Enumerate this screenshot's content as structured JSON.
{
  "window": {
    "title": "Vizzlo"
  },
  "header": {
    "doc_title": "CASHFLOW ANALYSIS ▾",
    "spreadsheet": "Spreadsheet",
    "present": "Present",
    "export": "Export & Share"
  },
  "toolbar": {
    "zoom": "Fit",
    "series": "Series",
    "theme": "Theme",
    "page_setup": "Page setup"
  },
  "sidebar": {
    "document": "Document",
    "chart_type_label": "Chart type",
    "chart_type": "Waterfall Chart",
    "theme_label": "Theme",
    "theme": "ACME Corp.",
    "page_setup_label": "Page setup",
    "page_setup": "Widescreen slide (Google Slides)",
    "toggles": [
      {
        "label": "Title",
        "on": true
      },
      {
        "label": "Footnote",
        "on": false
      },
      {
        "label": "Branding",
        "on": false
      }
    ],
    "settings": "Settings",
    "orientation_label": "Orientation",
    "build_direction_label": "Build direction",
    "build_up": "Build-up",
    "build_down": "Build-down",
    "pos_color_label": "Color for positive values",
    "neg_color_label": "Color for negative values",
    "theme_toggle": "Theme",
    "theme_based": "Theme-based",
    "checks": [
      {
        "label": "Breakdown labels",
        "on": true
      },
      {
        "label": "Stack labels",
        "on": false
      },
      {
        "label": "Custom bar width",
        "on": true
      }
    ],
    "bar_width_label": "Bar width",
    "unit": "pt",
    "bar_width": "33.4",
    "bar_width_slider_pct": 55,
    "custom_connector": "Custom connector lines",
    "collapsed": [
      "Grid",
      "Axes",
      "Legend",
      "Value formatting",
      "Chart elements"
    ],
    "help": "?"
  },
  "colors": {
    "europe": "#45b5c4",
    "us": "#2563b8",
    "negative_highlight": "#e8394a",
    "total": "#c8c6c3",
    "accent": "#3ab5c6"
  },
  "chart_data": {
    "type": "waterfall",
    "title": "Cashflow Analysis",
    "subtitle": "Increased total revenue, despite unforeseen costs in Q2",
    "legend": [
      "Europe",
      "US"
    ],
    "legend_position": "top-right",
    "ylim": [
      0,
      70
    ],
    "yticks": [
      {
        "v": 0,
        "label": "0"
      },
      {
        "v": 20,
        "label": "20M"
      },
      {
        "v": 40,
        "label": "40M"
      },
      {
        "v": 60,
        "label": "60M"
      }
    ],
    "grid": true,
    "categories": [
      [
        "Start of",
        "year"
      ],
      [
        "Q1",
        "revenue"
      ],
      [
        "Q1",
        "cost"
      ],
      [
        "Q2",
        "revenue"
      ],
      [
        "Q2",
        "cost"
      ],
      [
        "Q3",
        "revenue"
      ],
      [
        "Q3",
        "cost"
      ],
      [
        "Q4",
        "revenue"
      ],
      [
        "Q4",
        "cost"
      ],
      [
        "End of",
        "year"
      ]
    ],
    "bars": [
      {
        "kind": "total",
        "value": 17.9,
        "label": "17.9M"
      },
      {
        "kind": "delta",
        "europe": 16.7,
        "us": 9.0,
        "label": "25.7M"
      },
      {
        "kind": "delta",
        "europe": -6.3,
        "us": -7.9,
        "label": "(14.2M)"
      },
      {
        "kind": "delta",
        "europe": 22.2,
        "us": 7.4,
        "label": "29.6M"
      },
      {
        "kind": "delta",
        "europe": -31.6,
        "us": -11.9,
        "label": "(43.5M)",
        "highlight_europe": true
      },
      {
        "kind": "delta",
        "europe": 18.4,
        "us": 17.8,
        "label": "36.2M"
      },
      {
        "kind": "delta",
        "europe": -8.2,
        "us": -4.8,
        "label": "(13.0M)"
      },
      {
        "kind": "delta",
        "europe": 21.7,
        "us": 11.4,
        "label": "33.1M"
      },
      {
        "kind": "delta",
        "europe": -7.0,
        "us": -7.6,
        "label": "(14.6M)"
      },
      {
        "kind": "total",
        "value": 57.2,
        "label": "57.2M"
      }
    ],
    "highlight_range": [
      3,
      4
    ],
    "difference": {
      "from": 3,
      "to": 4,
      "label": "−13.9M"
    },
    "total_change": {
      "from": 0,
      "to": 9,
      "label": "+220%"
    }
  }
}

+++

Which lines contain the word "Custom"? Copy each one.

IN RESPONSE
        "label": "Custom bar width",
    "custom_connector": "Custom connector lines",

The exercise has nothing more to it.